▶ **Work to complete**
Only the number is wanted: count the lines that include the word "right".

################

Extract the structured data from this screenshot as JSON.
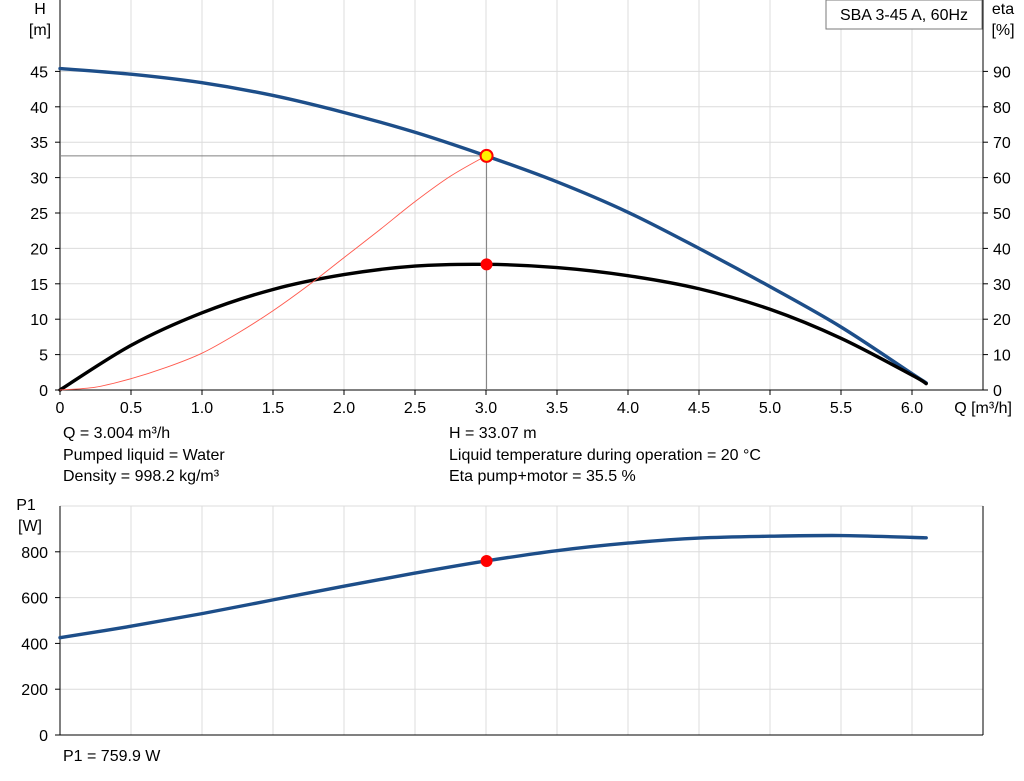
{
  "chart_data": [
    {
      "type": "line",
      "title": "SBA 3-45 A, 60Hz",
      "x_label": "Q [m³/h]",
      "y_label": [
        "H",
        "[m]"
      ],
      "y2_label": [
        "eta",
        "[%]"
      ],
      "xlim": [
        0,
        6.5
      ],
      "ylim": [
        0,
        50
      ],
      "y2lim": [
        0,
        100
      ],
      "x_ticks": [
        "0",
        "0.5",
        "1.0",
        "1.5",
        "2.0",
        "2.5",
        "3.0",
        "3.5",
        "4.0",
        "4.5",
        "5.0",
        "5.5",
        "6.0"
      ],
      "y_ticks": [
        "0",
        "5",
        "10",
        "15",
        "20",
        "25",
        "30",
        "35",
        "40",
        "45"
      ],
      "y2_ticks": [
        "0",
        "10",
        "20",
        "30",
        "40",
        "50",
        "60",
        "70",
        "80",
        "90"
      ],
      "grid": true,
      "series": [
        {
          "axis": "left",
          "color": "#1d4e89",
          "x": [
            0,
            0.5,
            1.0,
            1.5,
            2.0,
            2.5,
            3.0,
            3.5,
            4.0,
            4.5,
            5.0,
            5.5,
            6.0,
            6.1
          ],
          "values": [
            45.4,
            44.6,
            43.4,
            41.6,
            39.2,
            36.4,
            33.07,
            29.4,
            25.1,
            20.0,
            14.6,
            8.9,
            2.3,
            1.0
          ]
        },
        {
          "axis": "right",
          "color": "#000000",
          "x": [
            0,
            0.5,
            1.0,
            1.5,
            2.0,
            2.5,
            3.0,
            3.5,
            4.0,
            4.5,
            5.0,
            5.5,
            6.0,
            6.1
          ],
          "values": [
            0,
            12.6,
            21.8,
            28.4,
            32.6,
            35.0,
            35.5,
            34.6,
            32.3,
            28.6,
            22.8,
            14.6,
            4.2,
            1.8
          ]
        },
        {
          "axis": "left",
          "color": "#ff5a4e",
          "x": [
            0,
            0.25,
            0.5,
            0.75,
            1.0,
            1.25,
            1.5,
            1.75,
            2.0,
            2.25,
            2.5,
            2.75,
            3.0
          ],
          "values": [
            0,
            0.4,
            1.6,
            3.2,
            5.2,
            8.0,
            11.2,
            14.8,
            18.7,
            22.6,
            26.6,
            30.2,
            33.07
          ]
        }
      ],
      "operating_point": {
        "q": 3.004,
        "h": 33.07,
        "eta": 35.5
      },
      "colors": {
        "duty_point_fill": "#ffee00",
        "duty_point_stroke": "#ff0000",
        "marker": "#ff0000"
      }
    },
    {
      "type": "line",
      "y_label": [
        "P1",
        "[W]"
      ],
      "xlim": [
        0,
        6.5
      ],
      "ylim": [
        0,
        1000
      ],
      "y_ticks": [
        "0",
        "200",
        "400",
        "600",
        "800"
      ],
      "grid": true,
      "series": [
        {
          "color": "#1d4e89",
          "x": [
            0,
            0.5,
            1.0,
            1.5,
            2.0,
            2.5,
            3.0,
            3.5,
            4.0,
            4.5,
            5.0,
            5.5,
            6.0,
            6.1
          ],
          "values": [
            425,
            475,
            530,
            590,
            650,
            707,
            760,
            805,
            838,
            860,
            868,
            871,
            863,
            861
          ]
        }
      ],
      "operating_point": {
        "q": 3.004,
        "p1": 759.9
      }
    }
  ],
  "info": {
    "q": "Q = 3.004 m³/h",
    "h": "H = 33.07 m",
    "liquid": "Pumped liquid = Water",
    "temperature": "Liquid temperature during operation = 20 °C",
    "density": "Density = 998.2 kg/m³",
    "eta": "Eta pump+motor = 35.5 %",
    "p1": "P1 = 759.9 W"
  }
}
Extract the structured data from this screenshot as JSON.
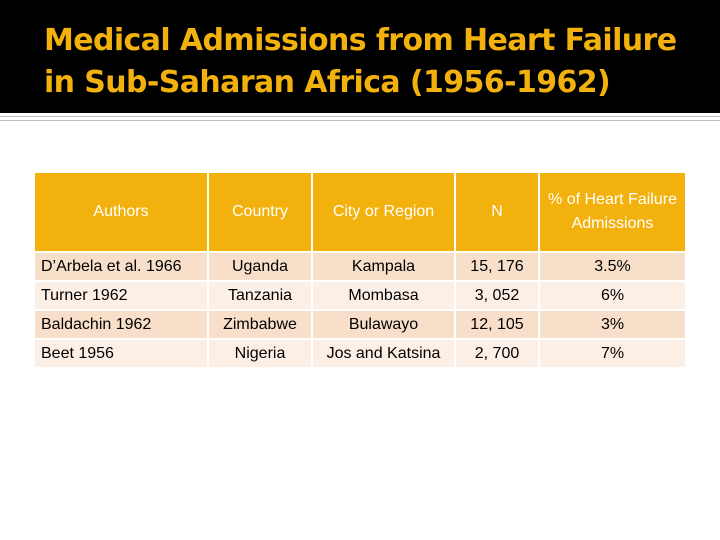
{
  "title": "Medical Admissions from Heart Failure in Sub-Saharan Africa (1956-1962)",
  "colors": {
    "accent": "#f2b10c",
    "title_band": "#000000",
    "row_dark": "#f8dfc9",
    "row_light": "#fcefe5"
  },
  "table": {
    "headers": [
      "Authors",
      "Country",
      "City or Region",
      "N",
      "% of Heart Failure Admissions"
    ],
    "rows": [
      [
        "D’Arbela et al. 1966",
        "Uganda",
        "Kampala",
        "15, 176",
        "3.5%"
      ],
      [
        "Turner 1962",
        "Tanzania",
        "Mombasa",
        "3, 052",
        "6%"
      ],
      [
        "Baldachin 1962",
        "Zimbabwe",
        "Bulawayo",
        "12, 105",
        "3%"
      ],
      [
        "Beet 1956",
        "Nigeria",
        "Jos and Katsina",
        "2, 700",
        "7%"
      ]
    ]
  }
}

################

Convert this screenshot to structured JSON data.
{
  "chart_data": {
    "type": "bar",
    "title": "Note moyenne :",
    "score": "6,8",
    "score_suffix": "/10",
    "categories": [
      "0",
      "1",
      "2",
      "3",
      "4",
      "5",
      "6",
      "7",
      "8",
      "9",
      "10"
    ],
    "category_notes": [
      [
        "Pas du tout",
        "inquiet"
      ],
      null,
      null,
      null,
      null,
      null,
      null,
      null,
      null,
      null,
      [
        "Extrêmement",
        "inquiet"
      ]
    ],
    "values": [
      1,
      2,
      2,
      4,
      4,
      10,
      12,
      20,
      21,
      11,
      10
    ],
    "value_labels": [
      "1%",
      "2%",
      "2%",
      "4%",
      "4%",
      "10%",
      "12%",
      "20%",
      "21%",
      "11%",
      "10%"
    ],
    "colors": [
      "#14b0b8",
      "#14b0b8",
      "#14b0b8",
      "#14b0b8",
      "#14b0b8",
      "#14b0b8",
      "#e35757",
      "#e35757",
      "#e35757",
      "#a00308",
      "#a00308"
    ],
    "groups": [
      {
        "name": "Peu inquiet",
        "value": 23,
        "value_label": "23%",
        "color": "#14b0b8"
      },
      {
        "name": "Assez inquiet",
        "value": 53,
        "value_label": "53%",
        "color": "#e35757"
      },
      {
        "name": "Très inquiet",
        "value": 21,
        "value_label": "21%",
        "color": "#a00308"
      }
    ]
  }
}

################

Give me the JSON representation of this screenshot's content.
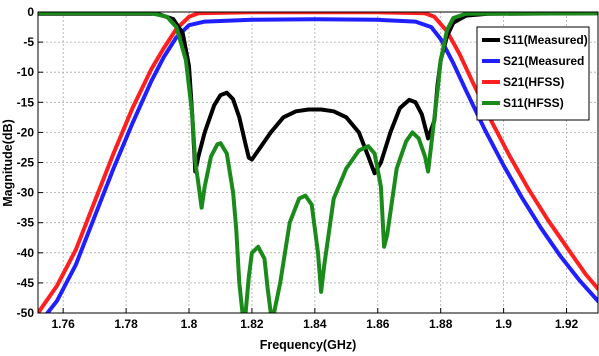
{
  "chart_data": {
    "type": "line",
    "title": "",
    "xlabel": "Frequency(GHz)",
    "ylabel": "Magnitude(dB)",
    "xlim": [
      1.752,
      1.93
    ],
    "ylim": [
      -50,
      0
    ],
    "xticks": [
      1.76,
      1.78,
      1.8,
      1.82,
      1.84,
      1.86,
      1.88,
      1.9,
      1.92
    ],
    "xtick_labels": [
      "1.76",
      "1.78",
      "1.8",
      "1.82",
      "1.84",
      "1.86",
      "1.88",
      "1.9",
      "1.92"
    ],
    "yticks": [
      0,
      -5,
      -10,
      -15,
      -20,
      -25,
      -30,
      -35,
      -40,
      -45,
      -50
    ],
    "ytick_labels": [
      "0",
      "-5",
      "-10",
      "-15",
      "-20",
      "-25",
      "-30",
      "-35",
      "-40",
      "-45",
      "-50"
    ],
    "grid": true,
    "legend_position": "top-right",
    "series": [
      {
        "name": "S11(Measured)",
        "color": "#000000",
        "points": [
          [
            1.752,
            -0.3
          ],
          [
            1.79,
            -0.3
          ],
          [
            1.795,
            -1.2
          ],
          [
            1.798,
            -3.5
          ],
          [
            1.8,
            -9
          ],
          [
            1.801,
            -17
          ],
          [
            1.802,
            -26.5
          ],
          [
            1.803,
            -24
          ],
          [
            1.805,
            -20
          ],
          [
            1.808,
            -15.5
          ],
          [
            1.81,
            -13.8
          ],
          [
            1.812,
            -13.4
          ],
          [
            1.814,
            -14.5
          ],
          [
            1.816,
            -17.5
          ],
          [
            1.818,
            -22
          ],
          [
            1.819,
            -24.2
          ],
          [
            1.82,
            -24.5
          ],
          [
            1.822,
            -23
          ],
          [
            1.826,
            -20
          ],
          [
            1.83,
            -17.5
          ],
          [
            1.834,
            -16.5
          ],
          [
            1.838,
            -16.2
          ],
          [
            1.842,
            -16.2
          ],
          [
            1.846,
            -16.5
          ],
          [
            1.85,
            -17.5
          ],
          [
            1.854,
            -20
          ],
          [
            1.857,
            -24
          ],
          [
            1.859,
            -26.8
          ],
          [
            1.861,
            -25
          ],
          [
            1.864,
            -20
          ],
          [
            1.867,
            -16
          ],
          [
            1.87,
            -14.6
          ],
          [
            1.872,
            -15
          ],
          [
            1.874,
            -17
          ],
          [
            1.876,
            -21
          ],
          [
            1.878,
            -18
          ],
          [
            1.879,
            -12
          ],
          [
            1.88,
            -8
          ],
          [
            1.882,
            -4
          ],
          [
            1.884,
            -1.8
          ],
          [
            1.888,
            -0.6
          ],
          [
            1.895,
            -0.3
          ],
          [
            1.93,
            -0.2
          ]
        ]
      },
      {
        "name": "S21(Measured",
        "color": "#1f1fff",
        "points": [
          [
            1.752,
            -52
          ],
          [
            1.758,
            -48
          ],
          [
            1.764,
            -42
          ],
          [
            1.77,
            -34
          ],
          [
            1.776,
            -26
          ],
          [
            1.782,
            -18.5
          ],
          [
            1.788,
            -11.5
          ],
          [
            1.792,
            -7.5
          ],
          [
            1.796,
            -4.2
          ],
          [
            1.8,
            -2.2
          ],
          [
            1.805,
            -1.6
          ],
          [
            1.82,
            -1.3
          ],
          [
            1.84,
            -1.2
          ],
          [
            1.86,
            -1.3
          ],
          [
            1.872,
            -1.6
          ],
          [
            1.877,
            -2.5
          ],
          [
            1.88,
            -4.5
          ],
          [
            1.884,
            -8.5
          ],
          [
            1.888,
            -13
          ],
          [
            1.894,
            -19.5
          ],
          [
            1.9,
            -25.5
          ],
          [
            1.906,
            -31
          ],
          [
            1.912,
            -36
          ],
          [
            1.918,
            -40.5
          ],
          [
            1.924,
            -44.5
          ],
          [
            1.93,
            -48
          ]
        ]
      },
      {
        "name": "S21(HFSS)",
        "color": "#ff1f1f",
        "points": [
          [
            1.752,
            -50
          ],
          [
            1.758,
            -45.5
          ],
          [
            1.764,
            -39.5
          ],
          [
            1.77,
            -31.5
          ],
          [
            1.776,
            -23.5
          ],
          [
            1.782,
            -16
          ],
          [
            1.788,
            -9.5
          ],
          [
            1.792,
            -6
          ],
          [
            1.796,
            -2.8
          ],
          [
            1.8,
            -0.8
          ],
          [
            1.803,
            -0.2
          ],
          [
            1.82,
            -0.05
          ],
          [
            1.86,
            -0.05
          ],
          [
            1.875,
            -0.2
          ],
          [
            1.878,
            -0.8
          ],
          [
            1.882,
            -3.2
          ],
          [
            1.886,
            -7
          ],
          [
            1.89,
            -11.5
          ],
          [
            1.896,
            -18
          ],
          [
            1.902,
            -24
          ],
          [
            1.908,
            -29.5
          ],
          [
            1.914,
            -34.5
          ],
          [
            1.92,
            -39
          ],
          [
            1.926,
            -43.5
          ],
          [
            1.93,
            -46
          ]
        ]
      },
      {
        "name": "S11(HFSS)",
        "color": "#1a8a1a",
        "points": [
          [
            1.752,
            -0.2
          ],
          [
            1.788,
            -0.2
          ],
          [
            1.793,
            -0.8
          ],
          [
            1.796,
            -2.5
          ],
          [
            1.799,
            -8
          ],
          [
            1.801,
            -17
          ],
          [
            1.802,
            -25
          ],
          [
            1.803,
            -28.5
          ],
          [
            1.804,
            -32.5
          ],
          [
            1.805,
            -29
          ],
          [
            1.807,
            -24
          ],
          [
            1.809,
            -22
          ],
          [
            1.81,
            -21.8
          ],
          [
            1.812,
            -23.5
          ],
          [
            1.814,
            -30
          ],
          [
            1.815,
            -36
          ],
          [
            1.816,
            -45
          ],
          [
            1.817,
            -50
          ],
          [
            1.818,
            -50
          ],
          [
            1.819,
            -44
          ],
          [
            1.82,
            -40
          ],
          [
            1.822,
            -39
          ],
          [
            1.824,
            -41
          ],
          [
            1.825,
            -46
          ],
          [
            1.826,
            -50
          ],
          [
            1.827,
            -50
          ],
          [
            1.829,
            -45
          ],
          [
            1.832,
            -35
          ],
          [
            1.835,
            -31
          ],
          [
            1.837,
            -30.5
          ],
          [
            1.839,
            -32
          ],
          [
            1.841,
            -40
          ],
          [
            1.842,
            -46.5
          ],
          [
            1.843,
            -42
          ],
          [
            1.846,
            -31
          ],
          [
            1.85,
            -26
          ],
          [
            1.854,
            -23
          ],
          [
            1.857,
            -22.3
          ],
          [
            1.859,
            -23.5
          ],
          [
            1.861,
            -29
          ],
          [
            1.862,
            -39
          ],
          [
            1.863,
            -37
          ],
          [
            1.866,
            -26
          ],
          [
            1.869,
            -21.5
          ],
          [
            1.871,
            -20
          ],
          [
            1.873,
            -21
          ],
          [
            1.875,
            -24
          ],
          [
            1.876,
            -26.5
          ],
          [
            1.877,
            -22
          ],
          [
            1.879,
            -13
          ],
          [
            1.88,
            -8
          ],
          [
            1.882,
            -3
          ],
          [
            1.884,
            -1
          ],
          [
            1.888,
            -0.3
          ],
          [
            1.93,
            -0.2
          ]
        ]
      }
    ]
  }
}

################

▶ **Final result**
2